## Consigne 1
Selon le texte sur l'extradition de Bout, à quelle heure locale Bout a-t-il quitté le sol thaïlandais ?
## Consigne 2
Reproduisez à l'identique tout le passage du texte sur l'extradition de Bout, depuis "Passible de la" jusqu'à "le colonel Supisarn.", ces deux bornes comprises.
## Consigne 3
Reprenez la rédaction du texte sur l'extradition de Bout à la suite de sa dernière phrase.

## Texte fourni
· · · ·

Passible de la prison à perpétuité aux Etats-Unis, il est accusé d'avoir utilisé une flotte d'avions cargos pour vendre des armes en Afrique, en Amérique du Sud et au Moyen-Orient, mais affirme avoir développé une activité de transport cargo parfaitement légale (lire ci-contre).
"Bout a quitté le sol thaïlandais à 13h27 (06h27 GMT) de l'aéroport de Don Muang à Bangkok", a indiqué à l'AFP le colonel Supisarn Bhakdinarunart, commandant de la police criminelle. "Je l'ai moi même envoyé dans un jet américain (...) avec six responsables américains pour l'escorter".
Le dilemme thaïlandais
Une journaliste de l'AFP a vu le convoi transportant le Russe des services d'immigration jusqu'à l'aéroport, où l'attendaient des forces de sécurité en armes. "La prochaine destination de son vol est secrète mais la destination finale, c'est les Etats-Unis", a ajouté le colonel Supisarn.
Bangkok a donc fini par faire un choix entre Washington, allié aussi essentiel qu'historique, et Moscou, partenaire commercial et stratégique de premier plan. Le pays asiatique était soumis à des pressions constantes de la part des Américains, qui veulent juger celui qu'ils décrivent comme "l'un des trafiquants d'armes les plus prolifiques du monde", et de la part des Russes, déterminés à "faire tout le nécessaire pour qu'il rentre au pays"(lire encadré).

· · · ·

## Enregistrements extraits
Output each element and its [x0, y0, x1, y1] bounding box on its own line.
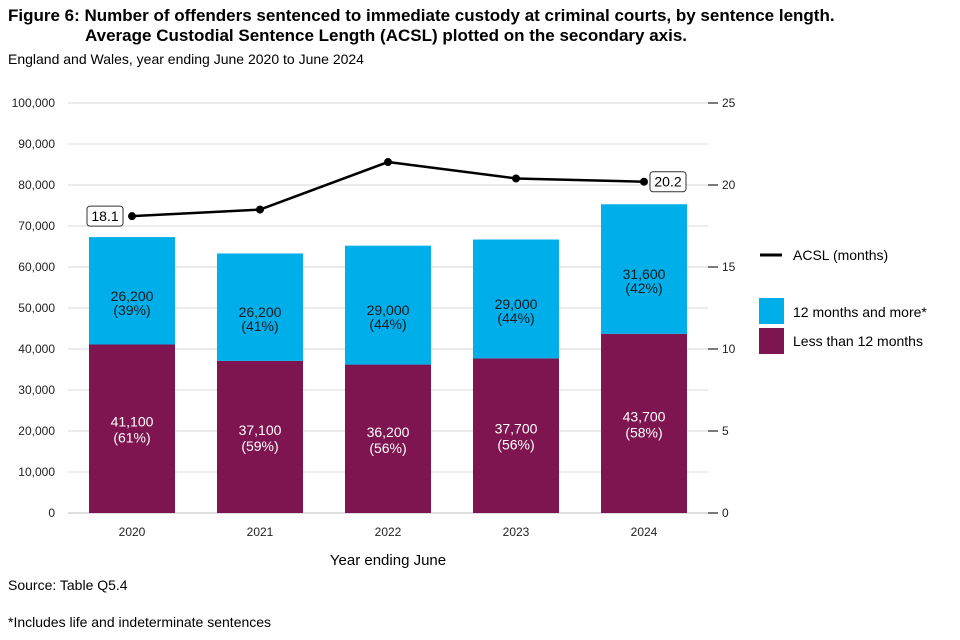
y-tick-label: 70,000: [18, 219, 55, 233]
legend-label-less-than-12-months: Less than 12 months: [793, 333, 923, 349]
data-label-percent: (61%): [113, 430, 150, 446]
bar-less-than-12-months: [601, 333, 687, 513]
data-label-value: 36,200: [367, 424, 410, 440]
source-note: Source: Table Q5.4: [8, 577, 128, 593]
acsl-point: [384, 158, 392, 167]
data-label-value: 29,000: [495, 296, 538, 312]
y-tick-label: 100,000: [12, 96, 56, 110]
y2-tick-label: 0: [722, 506, 729, 520]
bar-less-than-12-months: [217, 360, 303, 513]
x-axis-title: Year ending June: [330, 552, 446, 569]
y2-tick-label: 10: [722, 342, 736, 356]
data-label-percent: (56%): [497, 437, 534, 453]
acsl-callout-label: 20.2: [654, 174, 681, 190]
y-tick-label: 60,000: [18, 260, 55, 274]
y2-tick-label: 25: [722, 96, 736, 110]
bar-12-months-and-more: [217, 253, 303, 361]
y-tick-label: 0: [48, 506, 55, 520]
y2-tick-label: 5: [722, 424, 729, 438]
data-label-percent: (56%): [369, 440, 406, 456]
data-label-value: 41,100: [111, 414, 154, 430]
data-label-value: 26,200: [239, 304, 282, 320]
x-tick-label: 2022: [375, 525, 402, 539]
bar-less-than-12-months: [345, 364, 431, 513]
acsl-callout-box: [86, 205, 124, 227]
data-label-percent: (58%): [625, 424, 662, 440]
bar-12-months-and-more: [473, 239, 559, 359]
acsl-callout-label: 18.1: [91, 208, 118, 224]
y-tick-label: 30,000: [18, 383, 55, 397]
acsl-point: [256, 205, 264, 214]
chart-subtitle: England and Wales, year ending June 2020…: [8, 51, 364, 67]
x-tick-label: 2021: [247, 525, 274, 539]
chart-title-line1: Figure 6: Number of offenders sentenced …: [8, 6, 835, 25]
y-tick-label: 10,000: [18, 465, 55, 479]
y-tick-label: 90,000: [18, 137, 55, 151]
chart-title: Figure 6: Number of offenders sentenced …: [8, 6, 835, 46]
chart-title-line2: Average Custodial Sentence Length (ACSL)…: [85, 26, 688, 45]
footnote: *Includes life and indeterminate sentenc…: [8, 614, 272, 630]
y-tick-label: 20,000: [18, 424, 55, 438]
acsl-point: [128, 212, 136, 221]
y-tick-label: 50,000: [18, 301, 55, 315]
bar-12-months-and-more: [345, 245, 431, 365]
legend-label-acsl: ACSL (months): [793, 247, 888, 263]
y2-tick-label: 15: [722, 260, 736, 274]
data-label-value: 26,200: [111, 288, 154, 304]
acsl-point: [512, 174, 520, 183]
legend-label-12-months-and-more: 12 months and more*: [793, 304, 927, 320]
data-label-value: 29,000: [367, 302, 410, 318]
bar-12-months-and-more: [89, 237, 175, 345]
data-label-value: 43,700: [623, 408, 666, 424]
acsl-line: [131, 160, 645, 218]
bar-less-than-12-months: [473, 358, 559, 513]
x-tick-label: 2024: [631, 525, 658, 539]
legend-swatch-12-months-and-more: [759, 298, 784, 324]
legend-swatch-less-than-12-months: [759, 328, 784, 354]
data-label-value: 37,700: [495, 421, 538, 437]
bar-less-than-12-months: [89, 344, 175, 513]
x-tick-label: 2023: [503, 525, 530, 539]
y2-tick-label: 20: [722, 178, 736, 192]
data-label-value: 31,600: [623, 266, 666, 282]
y-tick-label: 80,000: [18, 178, 55, 192]
data-label-percent: (39%): [113, 302, 150, 318]
data-label-percent: (41%): [241, 318, 278, 334]
acsl-callout-box: [649, 171, 687, 193]
y-tick-label: 40,000: [18, 342, 55, 356]
bar-12-months-and-more: [601, 204, 687, 334]
data-label-percent: (59%): [241, 438, 278, 454]
x-tick-label: 2020: [119, 525, 146, 539]
data-label-percent: (44%): [369, 316, 406, 332]
data-label-value: 37,100: [239, 422, 282, 438]
acsl-point: [640, 177, 648, 186]
data-label-percent: (42%): [625, 280, 662, 296]
data-label-percent: (44%): [497, 310, 534, 326]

· · · ·

## Corrigé 1
À 13h27, soit 06h27 GMT.

## Corrigé 2
Passible de la prison à perpétuité aux Etats-Unis, il est accusé d'avoir utilisé une flotte d'avions cargos pour vendre des armes en Afrique, en Amérique du Sud et au Moyen-Orient, mais affirme avoir développé une activité de transport cargo parfaitement légale (lire ci-contre).
"Bout a quitté le sol thaïlandais à 13h27 (06h27 GMT) de l'aéroport de Don Muang à Bangkok", a indiqué à l'AFP le colonel Supisarn Bhakdinarunart, commandant de la police criminelle. "Je l'ai moi même envoyé dans un jet américain (...) avec six responsables américains pour l'escorter".
Le dilemme thaïlandais
Une journaliste de l'AFP a vu le convoi transportant le Russe des services d'immigration jusqu'à l'aéroport, où l'attendaient des forces de sécurité en armes. "La prochaine destination de son vol est secrète mais la destination finale, c'est les Etats-Unis", a ajouté le colonel Supisarn.

## Corrigé 3
Viktor Bout, 43 ans a finalement été extradé en quelques heures. Le gouvernement thaïlandais a annoncé son feu vert, avant que le Russe ne soit sorti de prison, emmené aux services d'immigration, puis remis aux Américains. Alla Bout, épouse de l'accusé, est arrivée à l'aéroport trop tard avec son avocat thaïlandais. Elle est repartie peu après, en pleurs, a constaté une journaliste de l'AFP.
"Cela a été si vite, c'est étrange. Bien sûr, Alla est inquiète. Elle ne s'attendait pas à ça", a admis Andrei Dvornikov, chef de la section consulaire russe à Bangkok. La méthode finale, expéditive, tranche effectivement avec les tergiversations des autorités thaïlandaises à gérer ce dossier depuis mars 2008.
Recours déposé aux Etats-Unis
La justice du pays asiatique avait accepté en août que le Russe soit extradé en vertu de poursuites pour "terrorisme" aux Etats-Unis. Mais la procédure était bloquée depuis par un second dossier, ouvert pour "blanchiment" et "fraude" par Washington en début d'année, de peur que le premier échoue.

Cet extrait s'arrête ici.